WHAT YOU NEED TO DO: Retype the data below without altering anything.

LISTED ENTRIES:
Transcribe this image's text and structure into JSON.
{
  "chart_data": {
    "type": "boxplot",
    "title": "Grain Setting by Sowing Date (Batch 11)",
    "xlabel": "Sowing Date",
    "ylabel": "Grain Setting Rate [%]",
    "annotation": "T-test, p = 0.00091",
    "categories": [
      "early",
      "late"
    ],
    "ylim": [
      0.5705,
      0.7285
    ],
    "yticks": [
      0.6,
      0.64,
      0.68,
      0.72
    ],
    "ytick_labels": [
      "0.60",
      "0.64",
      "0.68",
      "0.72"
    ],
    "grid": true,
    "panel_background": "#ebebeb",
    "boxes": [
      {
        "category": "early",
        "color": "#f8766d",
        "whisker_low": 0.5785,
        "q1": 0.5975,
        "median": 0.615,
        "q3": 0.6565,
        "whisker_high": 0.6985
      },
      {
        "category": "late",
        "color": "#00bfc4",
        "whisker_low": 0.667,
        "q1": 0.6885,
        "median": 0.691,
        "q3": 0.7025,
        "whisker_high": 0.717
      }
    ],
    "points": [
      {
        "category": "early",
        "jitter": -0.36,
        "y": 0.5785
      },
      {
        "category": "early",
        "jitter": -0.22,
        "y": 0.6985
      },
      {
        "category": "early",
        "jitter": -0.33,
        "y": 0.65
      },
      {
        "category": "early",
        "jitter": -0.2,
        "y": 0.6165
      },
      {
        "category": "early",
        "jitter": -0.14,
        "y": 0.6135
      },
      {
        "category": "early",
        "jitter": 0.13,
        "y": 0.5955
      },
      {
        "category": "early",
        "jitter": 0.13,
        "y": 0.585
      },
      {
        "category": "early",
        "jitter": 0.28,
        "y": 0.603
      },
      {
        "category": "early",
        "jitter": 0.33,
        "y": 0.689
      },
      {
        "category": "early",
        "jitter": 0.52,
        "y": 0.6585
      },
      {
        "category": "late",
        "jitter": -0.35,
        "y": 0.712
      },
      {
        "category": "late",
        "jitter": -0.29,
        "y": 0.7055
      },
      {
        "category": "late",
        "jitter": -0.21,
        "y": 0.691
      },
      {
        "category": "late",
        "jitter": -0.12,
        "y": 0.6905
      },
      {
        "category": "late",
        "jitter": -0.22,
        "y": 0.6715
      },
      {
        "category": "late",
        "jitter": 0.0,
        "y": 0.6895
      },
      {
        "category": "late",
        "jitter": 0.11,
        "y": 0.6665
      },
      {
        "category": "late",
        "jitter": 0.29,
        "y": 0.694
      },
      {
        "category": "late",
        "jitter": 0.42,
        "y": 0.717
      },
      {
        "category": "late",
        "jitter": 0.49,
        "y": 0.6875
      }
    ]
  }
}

RESPONSE TO THE TASK:
Transcribe this image's text and structure into JSON.
{
  "chart_data": {
    "type": "boxplot",
    "title": "Grain Setting by Sowing Date (Batch 11)",
    "xlabel": "Sowing Date",
    "ylabel": "Grain Setting Rate [%]",
    "annotation": "T-test, p = 0.00091",
    "categories": [
      "early",
      "late"
    ],
    "ylim": [
      0.5705,
      0.7285
    ],
    "yticks": [
      0.6,
      0.64,
      0.68,
      0.72
    ],
    "ytick_labels": [
      "0.60",
      "0.64",
      "0.68",
      "0.72"
    ],
    "grid": true,
    "panel_background": "#ebebeb",
    "boxes": [
      {
        "category": "early",
        "color": "#f8766d",
        "whisker_low": 0.5785,
        "q1": 0.5975,
        "median": 0.615,
        "q3": 0.6565,
        "whisker_high": 0.6985
      },
      {
        "category": "late",
        "color": "#00bfc4",
        "whisker_low": 0.667,
        "q1": 0.6885,
        "median": 0.691,
        "q3": 0.7025,
        "whisker_high": 0.717
      }
    ],
    "points": [
      {
        "category": "early",
        "jitter": -0.36,
        "y": 0.5785
      },
      {
        "category": "early",
        "jitter": -0.22,
        "y": 0.6985
      },
      {
        "category": "early",
        "jitter": -0.33,
        "y": 0.65
      },
      {
        "category": "early",
        "jitter": -0.2,
        "y": 0.6165
      },
      {
        "category": "early",
        "jitter": -0.14,
        "y": 0.6135
      },
      {
        "category": "early",
        "jitter": 0.13,
        "y": 0.5955
      },
      {
        "category": "early",
        "jitter": 0.13,
        "y": 0.585
      },
      {
        "category": "early",
        "jitter": 0.28,
        "y": 0.603
      },
      {
        "category": "early",
        "jitter": 0.33,
        "y": 0.689
      },
      {
        "category": "early",
        "jitter": 0.52,
        "y": 0.6585
      },
      {
        "category": "late",
        "jitter": -0.35,
        "y": 0.712
      },
      {
        "category": "late",
        "jitter": -0.29,
        "y": 0.7055
      },
      {
        "category": "late",
        "jitter": -0.21,
        "y": 0.691
      },
      {
        "category": "late",
        "jitter": -0.12,
        "y": 0.6905
      },
      {
        "category": "late",
        "jitter": -0.22,
        "y": 0.6715
      },
      {
        "category": "late",
        "jitter": 0.0,
        "y": 0.6895
      },
      {
        "category": "late",
        "jitter": 0.11,
        "y": 0.6665
      },
      {
        "category": "late",
        "jitter": 0.29,
        "y": 0.694
      },
      {
        "category": "late",
        "jitter": 0.42,
        "y": 0.717
      },
      {
        "category": "late",
        "jitter": 0.49,
        "y": 0.6875
      }
    ]
  }
}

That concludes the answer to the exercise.